++++ Provided data

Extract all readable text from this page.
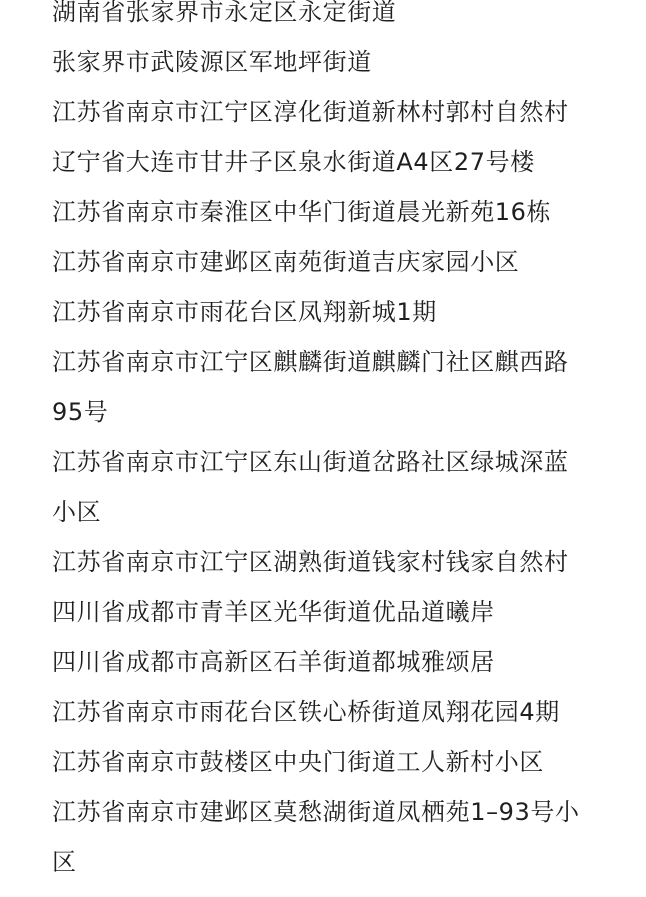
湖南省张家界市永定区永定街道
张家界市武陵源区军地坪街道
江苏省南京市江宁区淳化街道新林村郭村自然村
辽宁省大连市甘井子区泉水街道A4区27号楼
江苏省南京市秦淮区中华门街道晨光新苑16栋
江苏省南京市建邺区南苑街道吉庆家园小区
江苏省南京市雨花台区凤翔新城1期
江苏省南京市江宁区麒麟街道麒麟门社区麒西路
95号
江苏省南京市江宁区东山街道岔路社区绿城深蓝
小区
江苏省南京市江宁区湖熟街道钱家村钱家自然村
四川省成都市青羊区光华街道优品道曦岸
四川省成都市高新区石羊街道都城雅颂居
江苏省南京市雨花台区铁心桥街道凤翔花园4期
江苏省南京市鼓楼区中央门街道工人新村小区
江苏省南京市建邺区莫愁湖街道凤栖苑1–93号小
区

++++++++
++++ Provided data

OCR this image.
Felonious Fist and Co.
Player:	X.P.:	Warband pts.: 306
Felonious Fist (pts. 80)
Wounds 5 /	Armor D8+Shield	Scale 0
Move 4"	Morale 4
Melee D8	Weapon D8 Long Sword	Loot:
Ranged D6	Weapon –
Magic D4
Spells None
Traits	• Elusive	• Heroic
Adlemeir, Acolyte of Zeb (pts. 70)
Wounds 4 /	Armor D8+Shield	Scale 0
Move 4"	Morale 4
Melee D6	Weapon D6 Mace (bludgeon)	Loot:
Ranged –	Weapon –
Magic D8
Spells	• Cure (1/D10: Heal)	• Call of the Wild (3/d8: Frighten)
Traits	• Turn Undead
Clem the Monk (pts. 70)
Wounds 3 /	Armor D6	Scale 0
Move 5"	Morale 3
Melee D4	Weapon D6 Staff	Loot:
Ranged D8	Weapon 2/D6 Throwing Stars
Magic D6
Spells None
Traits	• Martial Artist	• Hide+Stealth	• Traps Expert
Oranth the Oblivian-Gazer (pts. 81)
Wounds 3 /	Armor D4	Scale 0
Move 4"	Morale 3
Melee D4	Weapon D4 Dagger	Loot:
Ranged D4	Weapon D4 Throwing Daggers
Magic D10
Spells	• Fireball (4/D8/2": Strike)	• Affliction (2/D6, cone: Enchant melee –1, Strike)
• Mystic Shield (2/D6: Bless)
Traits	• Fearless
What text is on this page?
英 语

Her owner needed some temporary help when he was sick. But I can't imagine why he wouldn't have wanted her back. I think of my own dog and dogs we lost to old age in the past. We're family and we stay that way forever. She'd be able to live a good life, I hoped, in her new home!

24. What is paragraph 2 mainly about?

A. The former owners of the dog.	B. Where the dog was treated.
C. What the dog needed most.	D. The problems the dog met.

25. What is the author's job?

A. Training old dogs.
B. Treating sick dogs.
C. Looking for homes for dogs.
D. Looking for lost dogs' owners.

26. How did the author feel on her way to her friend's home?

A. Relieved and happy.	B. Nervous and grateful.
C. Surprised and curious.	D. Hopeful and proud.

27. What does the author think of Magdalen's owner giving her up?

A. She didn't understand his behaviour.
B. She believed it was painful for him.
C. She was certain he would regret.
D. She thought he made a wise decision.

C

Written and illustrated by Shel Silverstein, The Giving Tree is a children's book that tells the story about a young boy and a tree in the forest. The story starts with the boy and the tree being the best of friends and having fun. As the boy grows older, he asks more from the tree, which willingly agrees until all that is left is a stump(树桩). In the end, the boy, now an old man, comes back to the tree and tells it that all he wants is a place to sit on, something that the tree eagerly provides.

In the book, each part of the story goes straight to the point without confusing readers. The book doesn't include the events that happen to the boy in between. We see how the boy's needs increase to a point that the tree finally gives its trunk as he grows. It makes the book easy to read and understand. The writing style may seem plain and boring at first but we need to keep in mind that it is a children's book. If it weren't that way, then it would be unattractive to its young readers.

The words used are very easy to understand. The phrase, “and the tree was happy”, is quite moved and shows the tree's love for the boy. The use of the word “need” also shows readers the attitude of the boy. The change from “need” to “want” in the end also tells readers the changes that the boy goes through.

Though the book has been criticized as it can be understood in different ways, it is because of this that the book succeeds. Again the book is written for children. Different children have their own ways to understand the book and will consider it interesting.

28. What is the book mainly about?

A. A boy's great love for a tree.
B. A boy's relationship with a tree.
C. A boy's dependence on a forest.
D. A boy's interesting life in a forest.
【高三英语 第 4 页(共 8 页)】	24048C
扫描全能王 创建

++++++++

Count up every line above that has the word "lost" in it; answer with the number alone.

▶ **Task response**
2